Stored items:
◇ ◇ ◇ ◇ ◇ ◇ ◇

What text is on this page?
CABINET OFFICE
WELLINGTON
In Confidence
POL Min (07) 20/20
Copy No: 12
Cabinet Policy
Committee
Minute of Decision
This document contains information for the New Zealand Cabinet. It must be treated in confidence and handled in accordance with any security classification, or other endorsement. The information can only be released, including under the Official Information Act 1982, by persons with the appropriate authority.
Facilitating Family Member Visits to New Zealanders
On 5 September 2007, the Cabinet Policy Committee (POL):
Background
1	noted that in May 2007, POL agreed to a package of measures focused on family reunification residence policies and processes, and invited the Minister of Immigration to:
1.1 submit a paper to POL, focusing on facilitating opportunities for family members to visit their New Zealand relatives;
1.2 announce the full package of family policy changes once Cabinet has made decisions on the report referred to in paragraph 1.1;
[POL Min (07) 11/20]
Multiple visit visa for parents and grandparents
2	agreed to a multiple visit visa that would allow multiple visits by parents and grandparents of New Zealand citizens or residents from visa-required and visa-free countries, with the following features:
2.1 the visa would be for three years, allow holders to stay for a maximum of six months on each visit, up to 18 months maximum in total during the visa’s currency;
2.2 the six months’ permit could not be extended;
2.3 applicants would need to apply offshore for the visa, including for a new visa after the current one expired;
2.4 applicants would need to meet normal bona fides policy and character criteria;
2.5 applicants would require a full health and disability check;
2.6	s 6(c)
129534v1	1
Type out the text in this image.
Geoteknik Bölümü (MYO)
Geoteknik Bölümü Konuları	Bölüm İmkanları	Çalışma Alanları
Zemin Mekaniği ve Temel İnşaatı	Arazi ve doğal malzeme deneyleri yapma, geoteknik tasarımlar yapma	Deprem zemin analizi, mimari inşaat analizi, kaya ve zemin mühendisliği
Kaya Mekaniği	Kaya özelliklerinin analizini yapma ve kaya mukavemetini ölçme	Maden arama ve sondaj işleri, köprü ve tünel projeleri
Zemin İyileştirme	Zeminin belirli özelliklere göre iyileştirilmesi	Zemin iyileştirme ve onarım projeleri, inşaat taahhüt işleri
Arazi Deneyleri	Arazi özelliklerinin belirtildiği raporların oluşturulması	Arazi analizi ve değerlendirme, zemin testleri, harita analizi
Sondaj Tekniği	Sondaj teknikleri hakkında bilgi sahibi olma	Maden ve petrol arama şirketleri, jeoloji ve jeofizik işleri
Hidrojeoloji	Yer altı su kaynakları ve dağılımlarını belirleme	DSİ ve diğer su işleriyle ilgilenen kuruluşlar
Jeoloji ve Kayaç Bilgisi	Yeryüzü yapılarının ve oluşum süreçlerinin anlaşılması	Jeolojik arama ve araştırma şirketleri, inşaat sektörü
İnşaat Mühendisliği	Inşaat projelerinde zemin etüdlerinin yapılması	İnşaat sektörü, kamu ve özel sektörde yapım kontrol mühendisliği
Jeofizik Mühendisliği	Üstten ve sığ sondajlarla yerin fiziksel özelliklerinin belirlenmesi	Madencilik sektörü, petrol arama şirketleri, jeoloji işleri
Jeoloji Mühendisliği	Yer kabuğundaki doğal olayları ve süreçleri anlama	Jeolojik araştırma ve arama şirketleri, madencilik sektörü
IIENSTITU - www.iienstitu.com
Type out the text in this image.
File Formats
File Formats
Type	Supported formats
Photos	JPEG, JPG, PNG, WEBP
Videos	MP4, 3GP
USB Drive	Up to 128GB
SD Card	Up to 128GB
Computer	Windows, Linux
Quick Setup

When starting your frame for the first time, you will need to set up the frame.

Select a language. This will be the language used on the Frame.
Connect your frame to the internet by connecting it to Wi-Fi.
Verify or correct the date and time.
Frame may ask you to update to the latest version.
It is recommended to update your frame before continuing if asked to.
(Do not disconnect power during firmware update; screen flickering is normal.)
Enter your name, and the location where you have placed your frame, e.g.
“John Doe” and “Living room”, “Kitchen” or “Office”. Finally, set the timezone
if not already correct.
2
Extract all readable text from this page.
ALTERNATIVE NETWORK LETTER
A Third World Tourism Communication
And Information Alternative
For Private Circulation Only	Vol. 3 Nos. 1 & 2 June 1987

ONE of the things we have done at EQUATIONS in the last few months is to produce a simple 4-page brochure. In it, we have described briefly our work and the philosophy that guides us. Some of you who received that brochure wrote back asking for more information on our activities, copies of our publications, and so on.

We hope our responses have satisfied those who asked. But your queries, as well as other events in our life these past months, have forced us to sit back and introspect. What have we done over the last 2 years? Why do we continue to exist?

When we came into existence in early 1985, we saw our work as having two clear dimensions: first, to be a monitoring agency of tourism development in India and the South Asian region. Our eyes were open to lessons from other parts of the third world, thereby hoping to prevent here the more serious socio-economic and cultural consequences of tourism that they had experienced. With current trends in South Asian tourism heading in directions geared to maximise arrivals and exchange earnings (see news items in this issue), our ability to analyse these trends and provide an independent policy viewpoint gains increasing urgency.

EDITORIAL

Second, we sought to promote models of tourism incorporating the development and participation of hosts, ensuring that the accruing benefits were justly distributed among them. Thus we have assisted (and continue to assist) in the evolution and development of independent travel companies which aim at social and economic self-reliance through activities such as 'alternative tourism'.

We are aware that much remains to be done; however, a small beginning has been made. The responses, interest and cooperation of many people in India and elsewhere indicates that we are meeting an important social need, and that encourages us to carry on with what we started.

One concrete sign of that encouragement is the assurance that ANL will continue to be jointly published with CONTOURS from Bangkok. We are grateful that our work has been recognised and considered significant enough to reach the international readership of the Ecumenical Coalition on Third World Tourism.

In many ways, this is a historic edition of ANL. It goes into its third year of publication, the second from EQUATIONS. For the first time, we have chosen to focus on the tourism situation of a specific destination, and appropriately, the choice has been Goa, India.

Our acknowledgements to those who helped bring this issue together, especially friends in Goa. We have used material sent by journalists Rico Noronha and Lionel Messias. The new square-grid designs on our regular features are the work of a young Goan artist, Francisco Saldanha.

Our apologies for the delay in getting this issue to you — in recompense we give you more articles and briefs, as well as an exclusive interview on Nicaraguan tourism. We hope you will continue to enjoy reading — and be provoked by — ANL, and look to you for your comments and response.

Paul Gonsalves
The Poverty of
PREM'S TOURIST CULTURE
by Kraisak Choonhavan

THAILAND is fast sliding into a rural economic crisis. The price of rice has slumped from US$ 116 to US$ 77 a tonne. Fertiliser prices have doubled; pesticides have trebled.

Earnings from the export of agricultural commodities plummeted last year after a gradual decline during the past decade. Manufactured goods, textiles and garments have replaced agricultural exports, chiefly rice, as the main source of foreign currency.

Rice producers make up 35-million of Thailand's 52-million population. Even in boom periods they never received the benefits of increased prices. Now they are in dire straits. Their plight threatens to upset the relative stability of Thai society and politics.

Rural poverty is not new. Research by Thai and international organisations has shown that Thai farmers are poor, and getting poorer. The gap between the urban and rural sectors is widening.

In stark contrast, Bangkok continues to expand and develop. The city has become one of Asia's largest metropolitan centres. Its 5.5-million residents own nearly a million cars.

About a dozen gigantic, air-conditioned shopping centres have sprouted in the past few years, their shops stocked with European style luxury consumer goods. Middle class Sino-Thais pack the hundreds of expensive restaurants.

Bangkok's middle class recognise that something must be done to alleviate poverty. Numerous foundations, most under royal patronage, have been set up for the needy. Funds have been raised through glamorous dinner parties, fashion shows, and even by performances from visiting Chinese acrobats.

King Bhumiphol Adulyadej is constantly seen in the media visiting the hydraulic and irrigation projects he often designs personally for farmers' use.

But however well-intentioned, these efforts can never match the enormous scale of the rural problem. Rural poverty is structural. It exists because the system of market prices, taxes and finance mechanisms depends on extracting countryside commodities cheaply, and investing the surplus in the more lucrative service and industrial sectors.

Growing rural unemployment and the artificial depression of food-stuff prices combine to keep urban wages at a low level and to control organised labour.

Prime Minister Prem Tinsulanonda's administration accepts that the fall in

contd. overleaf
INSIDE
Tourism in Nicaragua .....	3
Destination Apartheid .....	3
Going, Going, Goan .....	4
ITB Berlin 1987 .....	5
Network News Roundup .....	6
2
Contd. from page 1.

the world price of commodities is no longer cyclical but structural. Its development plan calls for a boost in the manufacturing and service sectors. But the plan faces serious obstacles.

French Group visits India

◇ ◇ ◇ ◇ ◇ ◇ ◇

__EXERCISE TASK__. Pull out every line of the records above that contains the word "benefits".

__RESULT BELOW__.
Second, we sought to promote models of tourism incorporating the development and participation of hosts, ensuring that the accruing benefits were justly distributed among them. Thus we have assisted (and continue to assist) in the evolution and development of independent travel companies which aim at social and economic self-reliance through activities such as 'alternative tourism'.
Rice producers make up 35-million of Thailand's 52-million population. Even in boom periods they never received the benefits of increased prices. Now they are in dire straits. Their plight threatens to upset the relative stability of Thai society and politics.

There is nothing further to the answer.